*Do this:* Repeat the records below exactly.

*Materials provided:*
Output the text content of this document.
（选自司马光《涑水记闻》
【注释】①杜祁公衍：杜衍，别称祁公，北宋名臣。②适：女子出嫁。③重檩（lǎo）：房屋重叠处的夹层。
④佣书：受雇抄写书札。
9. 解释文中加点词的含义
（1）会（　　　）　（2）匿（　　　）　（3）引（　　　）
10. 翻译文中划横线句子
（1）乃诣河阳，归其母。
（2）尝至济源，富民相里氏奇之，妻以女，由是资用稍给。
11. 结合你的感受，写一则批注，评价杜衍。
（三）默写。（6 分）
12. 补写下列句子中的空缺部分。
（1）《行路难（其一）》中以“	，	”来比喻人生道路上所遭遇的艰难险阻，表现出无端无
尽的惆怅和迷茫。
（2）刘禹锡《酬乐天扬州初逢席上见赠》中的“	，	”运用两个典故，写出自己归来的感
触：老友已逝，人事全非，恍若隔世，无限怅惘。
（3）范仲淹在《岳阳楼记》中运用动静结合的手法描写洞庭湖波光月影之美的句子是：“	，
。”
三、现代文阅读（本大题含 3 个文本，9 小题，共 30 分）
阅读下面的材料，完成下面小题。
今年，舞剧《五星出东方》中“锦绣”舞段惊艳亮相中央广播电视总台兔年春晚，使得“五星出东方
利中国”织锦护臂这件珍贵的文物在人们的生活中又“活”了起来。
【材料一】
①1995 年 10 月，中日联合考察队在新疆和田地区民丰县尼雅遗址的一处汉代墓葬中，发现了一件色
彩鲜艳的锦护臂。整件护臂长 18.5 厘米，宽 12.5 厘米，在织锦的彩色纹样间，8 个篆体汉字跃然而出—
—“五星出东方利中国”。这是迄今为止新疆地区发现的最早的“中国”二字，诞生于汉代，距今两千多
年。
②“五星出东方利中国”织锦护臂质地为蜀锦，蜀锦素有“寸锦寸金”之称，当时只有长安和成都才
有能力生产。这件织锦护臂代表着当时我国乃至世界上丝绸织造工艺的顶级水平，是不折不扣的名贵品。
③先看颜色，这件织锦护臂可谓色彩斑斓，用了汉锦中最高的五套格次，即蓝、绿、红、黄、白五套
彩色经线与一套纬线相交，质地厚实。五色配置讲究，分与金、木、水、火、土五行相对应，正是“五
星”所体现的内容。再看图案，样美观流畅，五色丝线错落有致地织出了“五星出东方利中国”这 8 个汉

*Result below:*
Output the text content of this document.
（选自司马光《涑水记闻》
【注释】①杜祁公衍：杜衍，别称祁公，北宋名臣。②适：女子出嫁。③重檩（lǎo）：房屋重叠处的夹层。
④佣书：受雇抄写书札。
9. 解释文中加点词的含义
（1）会（　　　）　（2）匿（　　　）　（3）引（　　　）
10. 翻译文中划横线句子
（1）乃诣河阳，归其母。
（2）尝至济源，富民相里氏奇之，妻以女，由是资用稍给。
11. 结合你的感受，写一则批注，评价杜衍。
（三）默写。（6 分）
12. 补写下列句子中的空缺部分。
（1）《行路难（其一）》中以“	，	”来比喻人生道路上所遭遇的艰难险阻，表现出无端无
尽的惆怅和迷茫。
（2）刘禹锡《酬乐天扬州初逢席上见赠》中的“	，	”运用两个典故，写出自己归来的感
触：老友已逝，人事全非，恍若隔世，无限怅惘。
（3）范仲淹在《岳阳楼记》中运用动静结合的手法描写洞庭湖波光月影之美的句子是：“	，
。”
三、现代文阅读（本大题含 3 个文本，9 小题，共 30 分）
阅读下面的材料，完成下面小题。
今年，舞剧《五星出东方》中“锦绣”舞段惊艳亮相中央广播电视总台兔年春晚，使得“五星出东方
利中国”织锦护臂这件珍贵的文物在人们的生活中又“活”了起来。
【材料一】
①1995 年 10 月，中日联合考察队在新疆和田地区民丰县尼雅遗址的一处汉代墓葬中，发现了一件色
彩鲜艳的锦护臂。整件护臂长 18.5 厘米，宽 12.5 厘米，在织锦的彩色纹样间，8 个篆体汉字跃然而出—
—“五星出东方利中国”。这是迄今为止新疆地区发现的最早的“中国”二字，诞生于汉代，距今两千多
年。
②“五星出东方利中国”织锦护臂质地为蜀锦，蜀锦素有“寸锦寸金”之称，当时只有长安和成都才
有能力生产。这件织锦护臂代表着当时我国乃至世界上丝绸织造工艺的顶级水平，是不折不扣的名贵品。
③先看颜色，这件织锦护臂可谓色彩斑斓，用了汉锦中最高的五套格次，即蓝、绿、红、黄、白五套
彩色经线与一套纬线相交，质地厚实。五色配置讲究，分与金、木、水、火、土五行相对应，正是“五
星”所体现的内容。再看图案，样美观流畅，五色丝线错落有致地织出了“五星出东方利中国”这 8 个汉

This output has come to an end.